(Recorded data)
....

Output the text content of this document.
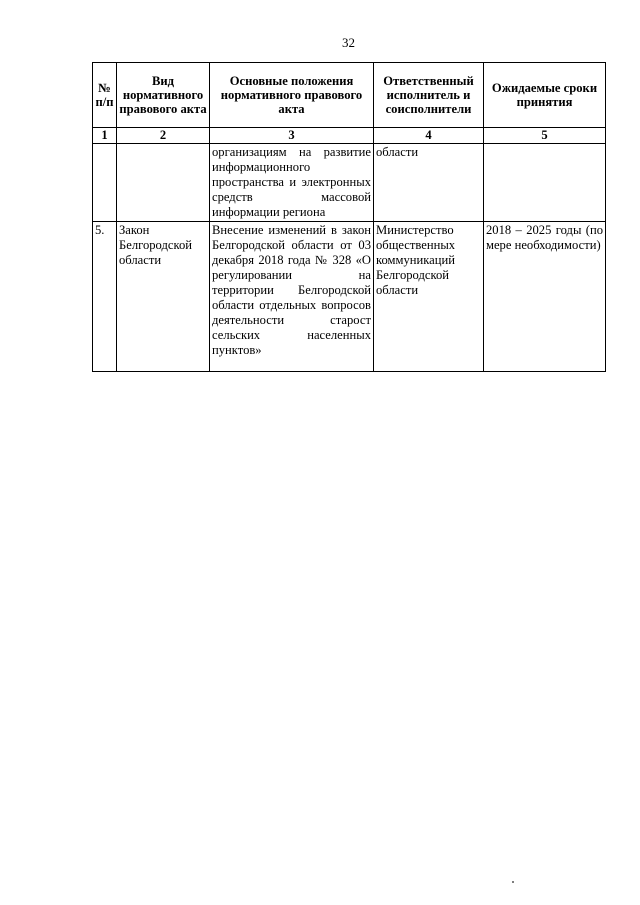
32
№ п/п	Вид нормативного правового акта	Основные положения нормативного правового акта	Ответственный исполнитель и соисполнители	Ожидаемые сроки принятия
1	2	3	4	5
		организациям на развитие информационного пространства и электронных средств массовой информации региона	области	
5.	Закон Белгородской области	Внесение изменений в закон Белгородской области от 03 декабря 2018 года № 328 «О регулировании на территории Белгородской области отдельных вопросов деятельности старост сельских населенных пунктов»	Министерство общественных коммуникаций Белгородской области	2018 – 2025 годы (по мере необходимости)
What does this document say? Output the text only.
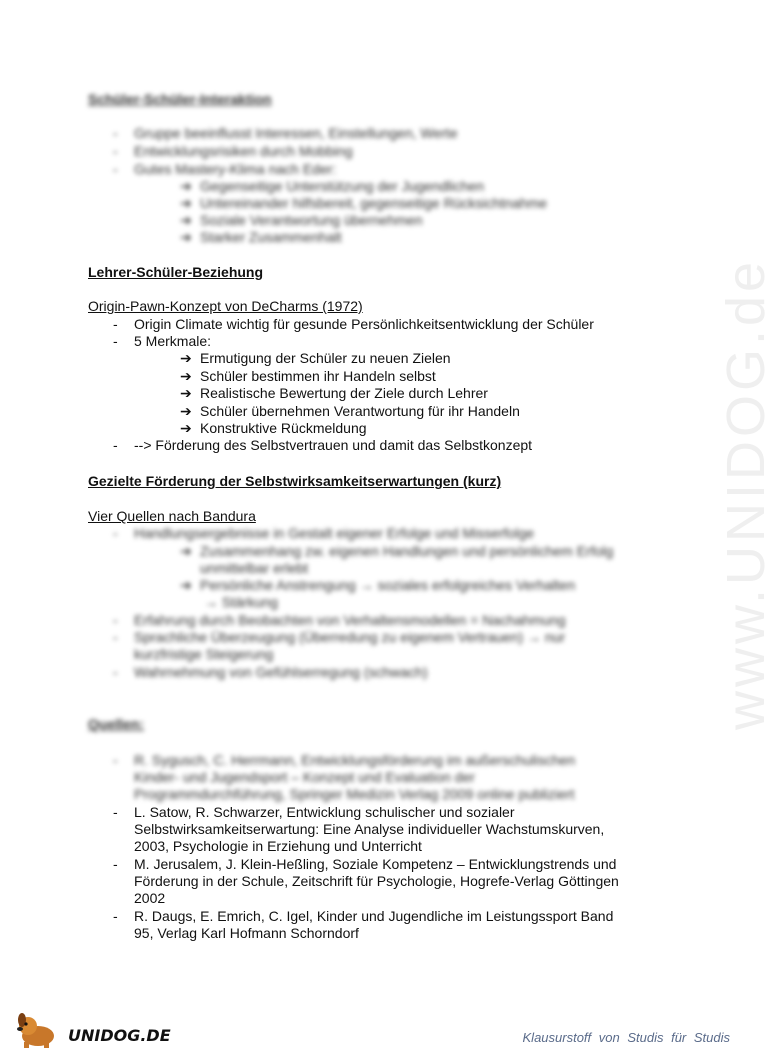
www.UNIDOG.de
Schüler-Schüler-Interaktion
- Gruppe beeinflusst Interessen, Einstellungen, Werte
- Entwicklungsrisiken durch Mobbing
- Gutes Mastery-Klima nach Eder:
➔ Gegenseitige Unterstützung der Jugendlichen
➔ Untereinander hilfsbereit, gegenseitige Rücksichtnahme
➔ Soziale Verantwortung übernehmen
➔ Starker Zusammenhalt
Lehrer-Schüler-Beziehung
Origin-Pawn-Konzept von DeCharms (1972)
- Origin Climate wichtig für gesunde Persönlichkeitsentwicklung der Schüler
- 5 Merkmale:
➔ Ermutigung der Schüler zu neuen Zielen
➔ Schüler bestimmen ihr Handeln selbst
➔ Realistische Bewertung der Ziele durch Lehrer
➔ Schüler übernehmen Verantwortung für ihr Handeln
➔ Konstruktive Rückmeldung
- --> Förderung des Selbstvertrauen und damit das Selbstkonzept
Gezielte Förderung der Selbstwirksamkeitserwartungen (kurz)
Vier Quellen nach Bandura
- Handlungsergebnisse in Gestalt eigener Erfolge und Misserfolge
➔ Zusammenhang zw. eigenen Handlungen und persönlichem Erfolg
unmittelbar erlebt
➔ Persönliche Anstrengung → soziales erfolgreiches Verhalten
→ Stärkung
- Erfahrung durch Beobachten von Verhaltensmodellen = Nachahmung
- Sprachliche Überzeugung (Überredung zu eigenem Vertrauen) → nur
kurzfristige Steigerung
- Wahrnehmung von Gefühlserregung (schwach)
Quellen:
- R. Sygusch, C. Herrmann, Entwicklungsförderung im außerschulischen
Kinder- und Jugendsport – Konzept und Evaluation der
Programmdurchführung, Springer Medizin Verlag 2009 online publiziert
- L. Satow, R. Schwarzer, Entwicklung schulischer und sozialer
Selbstwirksamkeitserwartung: Eine Analyse individueller Wachstumskurven,
2003, Psychologie in Erziehung und Unterricht
- M. Jerusalem, J. Klein-Heßling, Soziale Kompetenz – Entwicklungstrends und
Förderung in der Schule, Zeitschrift für Psychologie, Hogrefe-Verlag Göttingen
2002
- R. Daugs, E. Emrich, C. Igel, Kinder und Jugendliche im Leistungssport Band
95, Verlag Karl Hofmann Schorndorf
UNIDOG.DE	Klausurstoff von Studis für Studis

....

*Task instructions*. What comes back should match the records exactly, minus any pictures.

*Written answer*.
Output the text content of this document.
32
№ п/п	Вид нормативного правового акта	Основные положения нормативного правового акта	Ответственный исполнитель и соисполнители	Ожидаемые сроки принятия
1	2	3	4	5
		организациям на развитие информационного пространства и электронных средств массовой информации региона	области	
5.	Закон Белгородской области	Внесение изменений в закон Белгородской области от 03 декабря 2018 года № 328 «О регулировании на территории Белгородской области отдельных вопросов деятельности старост сельских населенных пунктов»	Министерство общественных коммуникаций Белгородской области	2018 – 2025 годы (по мере необходимости)
What does this document say? Output the text only.
www.UNIDOG.de
Schüler-Schüler-Interaktion
- Gruppe beeinflusst Interessen, Einstellungen, Werte
- Entwicklungsrisiken durch Mobbing
- Gutes Mastery-Klima nach Eder:
➔ Gegenseitige Unterstützung der Jugendlichen
➔ Untereinander hilfsbereit, gegenseitige Rücksichtnahme
➔ Soziale Verantwortung übernehmen
➔ Starker Zusammenhalt
Lehrer-Schüler-Beziehung
Origin-Pawn-Konzept von DeCharms (1972)
- Origin Climate wichtig für gesunde Persönlichkeitsentwicklung der Schüler
- 5 Merkmale:
➔ Ermutigung der Schüler zu neuen Zielen
➔ Schüler bestimmen ihr Handeln selbst
➔ Realistische Bewertung der Ziele durch Lehrer
➔ Schüler übernehmen Verantwortung für ihr Handeln
➔ Konstruktive Rückmeldung
- --> Förderung des Selbstvertrauen und damit das Selbstkonzept
Gezielte Förderung der Selbstwirksamkeitserwartungen (kurz)
Vier Quellen nach Bandura
- Handlungsergebnisse in Gestalt eigener Erfolge und Misserfolge
➔ Zusammenhang zw. eigenen Handlungen und persönlichem Erfolg
unmittelbar erlebt
➔ Persönliche Anstrengung → soziales erfolgreiches Verhalten
→ Stärkung
- Erfahrung durch Beobachten von Verhaltensmodellen = Nachahmung
- Sprachliche Überzeugung (Überredung zu eigenem Vertrauen) → nur
kurzfristige Steigerung
- Wahrnehmung von Gefühlserregung (schwach)
Quellen:
- R. Sygusch, C. Herrmann, Entwicklungsförderung im außerschulischen
Kinder- und Jugendsport – Konzept und Evaluation der
Programmdurchführung, Springer Medizin Verlag 2009 online publiziert
- L. Satow, R. Schwarzer, Entwicklung schulischer und sozialer
Selbstwirksamkeitserwartung: Eine Analyse individueller Wachstumskurven,
2003, Psychologie in Erziehung und Unterricht
- M. Jerusalem, J. Klein-Heßling, Soziale Kompetenz – Entwicklungstrends und
Förderung in der Schule, Zeitschrift für Psychologie, Hogrefe-Verlag Göttingen
2002
- R. Daugs, E. Emrich, C. Igel, Kinder und Jugendliche im Leistungssport Band
95, Verlag Karl Hofmann Schorndorf
UNIDOG.DE	Klausurstoff von Studis für Studis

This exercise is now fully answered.